Task prompt>
Search the data below for the string "Also". Extract every line that contains it.

▼▼▼

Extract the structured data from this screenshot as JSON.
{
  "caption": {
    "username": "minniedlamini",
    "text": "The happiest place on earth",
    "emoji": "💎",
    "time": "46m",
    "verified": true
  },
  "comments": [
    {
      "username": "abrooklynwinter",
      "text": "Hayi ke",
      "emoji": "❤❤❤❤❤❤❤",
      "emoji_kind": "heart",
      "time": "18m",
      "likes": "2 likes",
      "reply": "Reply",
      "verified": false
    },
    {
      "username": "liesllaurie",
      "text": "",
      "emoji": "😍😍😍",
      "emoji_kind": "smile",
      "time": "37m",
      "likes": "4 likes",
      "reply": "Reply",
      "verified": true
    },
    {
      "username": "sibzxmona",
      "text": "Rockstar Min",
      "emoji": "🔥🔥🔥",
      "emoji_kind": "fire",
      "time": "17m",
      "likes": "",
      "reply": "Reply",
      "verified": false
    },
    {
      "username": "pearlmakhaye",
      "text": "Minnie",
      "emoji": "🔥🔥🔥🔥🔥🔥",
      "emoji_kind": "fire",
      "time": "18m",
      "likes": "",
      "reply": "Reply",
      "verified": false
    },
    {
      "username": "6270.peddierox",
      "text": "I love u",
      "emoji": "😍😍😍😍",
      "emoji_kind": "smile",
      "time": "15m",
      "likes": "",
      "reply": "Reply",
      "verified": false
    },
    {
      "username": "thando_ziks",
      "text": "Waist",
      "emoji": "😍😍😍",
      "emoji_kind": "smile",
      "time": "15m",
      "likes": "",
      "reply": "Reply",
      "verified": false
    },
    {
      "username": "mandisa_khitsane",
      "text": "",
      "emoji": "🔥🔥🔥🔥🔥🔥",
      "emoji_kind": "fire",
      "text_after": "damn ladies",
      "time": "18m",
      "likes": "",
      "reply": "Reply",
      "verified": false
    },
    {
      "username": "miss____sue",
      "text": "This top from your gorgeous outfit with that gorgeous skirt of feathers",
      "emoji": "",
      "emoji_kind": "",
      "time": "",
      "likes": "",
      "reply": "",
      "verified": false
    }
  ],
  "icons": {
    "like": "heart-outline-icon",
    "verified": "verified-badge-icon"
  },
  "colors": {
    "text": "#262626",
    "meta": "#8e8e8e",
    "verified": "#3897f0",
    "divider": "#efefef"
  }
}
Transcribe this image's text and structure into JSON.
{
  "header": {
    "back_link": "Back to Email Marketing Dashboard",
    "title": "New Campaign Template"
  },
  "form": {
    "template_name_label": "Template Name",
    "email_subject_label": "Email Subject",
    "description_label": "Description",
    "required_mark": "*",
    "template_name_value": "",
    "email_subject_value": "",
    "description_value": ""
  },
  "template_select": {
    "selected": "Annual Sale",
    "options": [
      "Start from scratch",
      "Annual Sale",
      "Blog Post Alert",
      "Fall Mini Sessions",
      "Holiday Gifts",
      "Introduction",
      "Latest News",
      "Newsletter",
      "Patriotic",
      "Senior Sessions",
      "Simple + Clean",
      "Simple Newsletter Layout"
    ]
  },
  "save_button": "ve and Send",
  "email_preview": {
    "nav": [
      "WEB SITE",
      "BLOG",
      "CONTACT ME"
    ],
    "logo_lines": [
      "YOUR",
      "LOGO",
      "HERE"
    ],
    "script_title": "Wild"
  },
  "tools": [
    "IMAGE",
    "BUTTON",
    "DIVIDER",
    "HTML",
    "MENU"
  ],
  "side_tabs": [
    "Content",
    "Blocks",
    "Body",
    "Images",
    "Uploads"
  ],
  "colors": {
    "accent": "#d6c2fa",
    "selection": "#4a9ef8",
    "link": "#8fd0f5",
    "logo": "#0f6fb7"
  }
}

▲▲▲
▼▼▼

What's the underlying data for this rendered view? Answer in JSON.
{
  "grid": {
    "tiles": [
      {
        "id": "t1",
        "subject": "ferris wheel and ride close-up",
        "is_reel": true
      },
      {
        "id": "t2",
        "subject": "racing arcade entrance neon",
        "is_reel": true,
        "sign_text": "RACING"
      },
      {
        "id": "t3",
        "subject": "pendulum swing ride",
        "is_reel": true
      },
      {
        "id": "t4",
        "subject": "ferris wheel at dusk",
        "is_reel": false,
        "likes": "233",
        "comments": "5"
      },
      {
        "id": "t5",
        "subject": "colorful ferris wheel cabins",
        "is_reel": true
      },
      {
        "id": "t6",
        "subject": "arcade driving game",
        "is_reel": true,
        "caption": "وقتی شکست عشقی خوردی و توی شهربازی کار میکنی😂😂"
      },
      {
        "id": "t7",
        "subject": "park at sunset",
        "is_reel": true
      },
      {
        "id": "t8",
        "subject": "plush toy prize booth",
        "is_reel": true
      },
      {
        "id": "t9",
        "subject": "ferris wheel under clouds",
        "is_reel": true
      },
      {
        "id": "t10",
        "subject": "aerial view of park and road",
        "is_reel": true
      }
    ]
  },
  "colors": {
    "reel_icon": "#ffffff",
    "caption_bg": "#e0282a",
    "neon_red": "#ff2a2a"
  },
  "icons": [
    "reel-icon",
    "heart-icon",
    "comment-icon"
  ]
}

▲▲▲
▼▼▼

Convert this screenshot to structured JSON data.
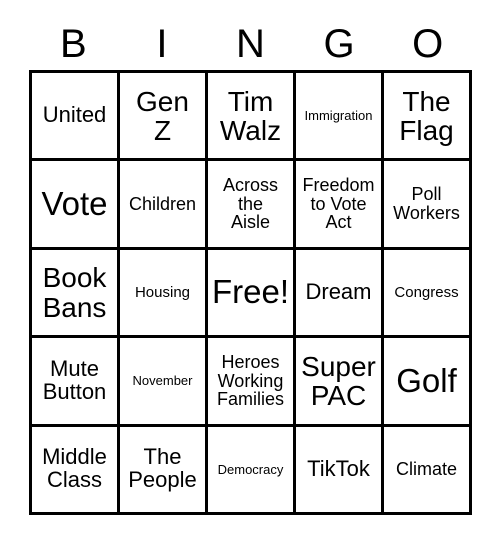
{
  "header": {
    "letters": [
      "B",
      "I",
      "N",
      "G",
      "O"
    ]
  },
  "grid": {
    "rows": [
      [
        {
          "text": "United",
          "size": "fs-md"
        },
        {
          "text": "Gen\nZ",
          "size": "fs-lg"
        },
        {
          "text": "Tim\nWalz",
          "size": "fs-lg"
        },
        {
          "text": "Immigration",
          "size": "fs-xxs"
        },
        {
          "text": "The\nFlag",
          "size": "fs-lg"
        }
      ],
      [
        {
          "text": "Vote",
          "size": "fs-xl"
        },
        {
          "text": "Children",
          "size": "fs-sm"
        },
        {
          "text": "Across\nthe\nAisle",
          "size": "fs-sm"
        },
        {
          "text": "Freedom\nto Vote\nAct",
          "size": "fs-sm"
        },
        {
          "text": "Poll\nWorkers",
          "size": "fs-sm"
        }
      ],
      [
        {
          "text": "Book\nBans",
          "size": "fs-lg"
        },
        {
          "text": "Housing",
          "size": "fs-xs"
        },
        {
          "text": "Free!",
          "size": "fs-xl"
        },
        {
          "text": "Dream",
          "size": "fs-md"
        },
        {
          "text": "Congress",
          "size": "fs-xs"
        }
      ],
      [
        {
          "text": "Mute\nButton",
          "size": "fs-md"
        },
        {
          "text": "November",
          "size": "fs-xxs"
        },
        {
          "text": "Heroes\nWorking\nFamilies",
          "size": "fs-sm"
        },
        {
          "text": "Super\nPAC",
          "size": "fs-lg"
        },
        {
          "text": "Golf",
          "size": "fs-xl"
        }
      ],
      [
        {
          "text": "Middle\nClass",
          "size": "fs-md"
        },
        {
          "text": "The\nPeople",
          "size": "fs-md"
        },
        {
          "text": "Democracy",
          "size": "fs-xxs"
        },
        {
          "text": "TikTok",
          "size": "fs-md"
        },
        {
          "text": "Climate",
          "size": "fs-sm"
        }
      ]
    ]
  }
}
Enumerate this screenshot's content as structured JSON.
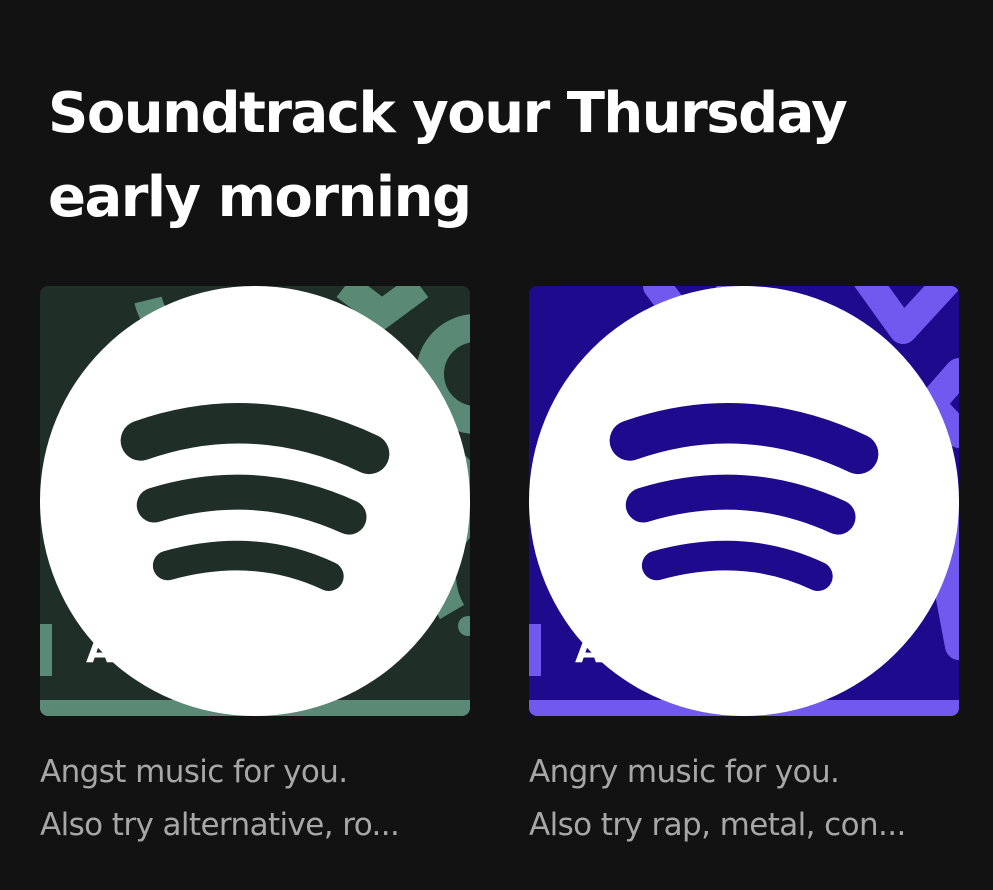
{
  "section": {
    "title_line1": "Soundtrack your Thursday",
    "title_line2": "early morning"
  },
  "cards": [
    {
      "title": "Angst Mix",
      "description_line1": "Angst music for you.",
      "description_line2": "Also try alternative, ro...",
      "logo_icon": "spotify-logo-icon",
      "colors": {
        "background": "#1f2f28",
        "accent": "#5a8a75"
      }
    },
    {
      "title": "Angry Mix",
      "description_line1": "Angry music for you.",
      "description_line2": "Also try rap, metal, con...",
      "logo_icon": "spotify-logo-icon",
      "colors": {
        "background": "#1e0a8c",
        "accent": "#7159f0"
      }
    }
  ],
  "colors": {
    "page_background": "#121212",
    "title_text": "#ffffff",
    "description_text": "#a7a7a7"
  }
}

▲▲▲

Solution to the exercise>
      "description_line2": "Also try alternative, ro...",
      "description_line2": "Also try rap, metal, con...",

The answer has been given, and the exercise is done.